> Task to complete: Identify every line in the records below that contains the word "оперения", and copy each of those lines.

— start of Dataset extract —

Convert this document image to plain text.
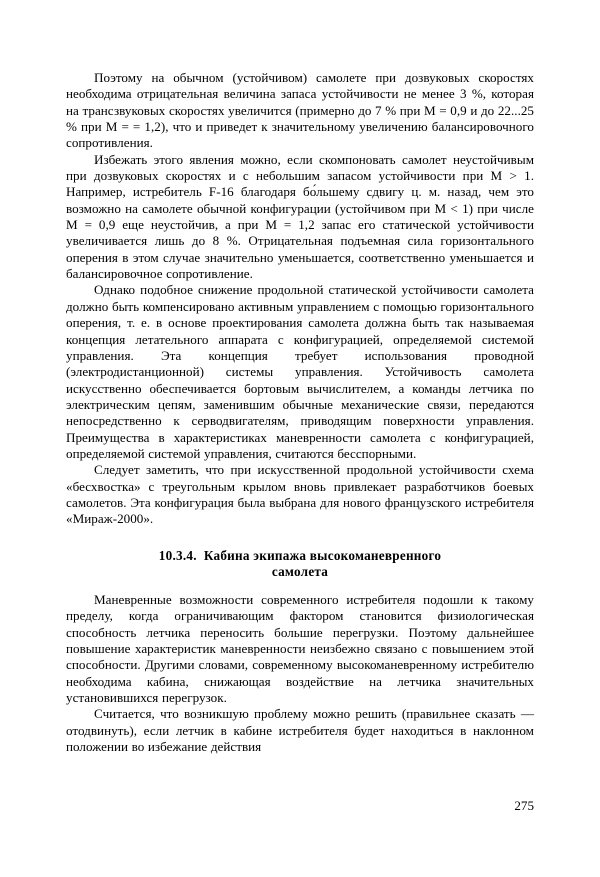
Поэтому на обычном (устойчивом) самолете при дозвуковых скоростях необходима отрицательная величина запаса устойчивости не менее 3 %, которая на трансзвуковых скоростях увеличится (примерно до 7 % при M = 0,9 и до 22...25 % при M = = 1,2), что и приведет к значительному увеличению балансировочного сопротивления.

Избежать этого явления можно, если скомпоновать самолет неустойчивым при дозвуковых скоростях и с небольшим запасом устойчивости при M > 1. Например, истребитель F-16 благодаря бо́льшему сдвигу ц. м. назад, чем это возможно на самолете обычной конфигурации (устойчивом при M < 1) при числе M = 0,9 еще неустойчив, а при M = 1,2 запас его статической устойчивости увеличивается лишь до 8 %. Отрицательная подъемная сила горизонтального оперения в этом случае значительно уменьшается, соответственно уменьшается и балансировочное сопротивление.

Однако подобное снижение продольной статической устойчивости самолета должно быть компенсировано активным управлением с помощью горизонтального оперения, т. е. в основе проектирования самолета должна быть так называемая концепция летательного аппарата с конфигурацией, определяемой системой управления. Эта концепция требует использования проводной (электродистанционной) системы управления. Устойчивость самолета искусственно обеспечивается бортовым вычислителем, а команды летчика по электрическим цепям, заменившим обычные механические связи, передаются непосредственно к серводвигателям, приводящим поверхности управления. Преимущества в характеристиках маневренности самолета с конфигурацией, определяемой системой управления, считаются бесспорными.

Следует заметить, что при искусственной продольной устойчивости схема «бесхвостка» с треугольным крылом вновь привлекает разработчиков боевых самолетов. Эта конфигурация была выбрана для нового французского истребителя «Мираж-2000».

10.3.4. Кабина экипажа высокоманевренного
самолета

Маневренные возможности современного истребителя подошли к такому пределу, когда ограничивающим фактором становится физиологическая способность летчика переносить большие перегрузки. Поэтому дальнейшее повышение характеристик маневренности неизбежно связано с повышением этой способности. Другими словами, современному высокоманевренному истребителю необходима кабина, снижающая воздействие на летчика значительных установившихся перегрузок.

Считается, что возникшую проблему можно решить (правильнее сказать — отодвинуть), если летчик в кабине истребителя будет находиться в наклонном положении во избежание действия

275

— end of Dataset extract —

> Exercise result:
Избежать этого явления можно, если скомпоновать самолет неустойчивым при дозвуковых скоростях и с небольшим запасом устойчивости при M > 1. Например, истребитель F-16 благодаря бо́льшему сдвигу ц. м. назад, чем это возможно на самолете обычной конфигурации (устойчивом при M < 1) при числе M = 0,9 еще неустойчив, а при M = 1,2 запас его статической устойчивости увеличивается лишь до 8 %. Отрицательная подъемная сила горизонтального оперения в этом случае значительно уменьшается, соответственно уменьшается и балансировочное сопротивление.
Однако подобное снижение продольной статической устойчивости самолета должно быть компенсировано активным управлением с помощью горизонтального оперения, т. е. в основе проектирования самолета должна быть так называемая концепция летательного аппарата с конфигурацией, определяемой системой управления. Эта концепция требует использования проводной (электродистанционной) системы управления. Устойчивость самолета искусственно обеспечивается бортовым вычислителем, а команды летчика по электрическим цепям, заменившим обычные механические связи, передаются непосредственно к серводвигателям, приводящим поверхности управления. Преимущества в характеристиках маневренности самолета с конфигурацией, определяемой системой управления, считаются бесспорными.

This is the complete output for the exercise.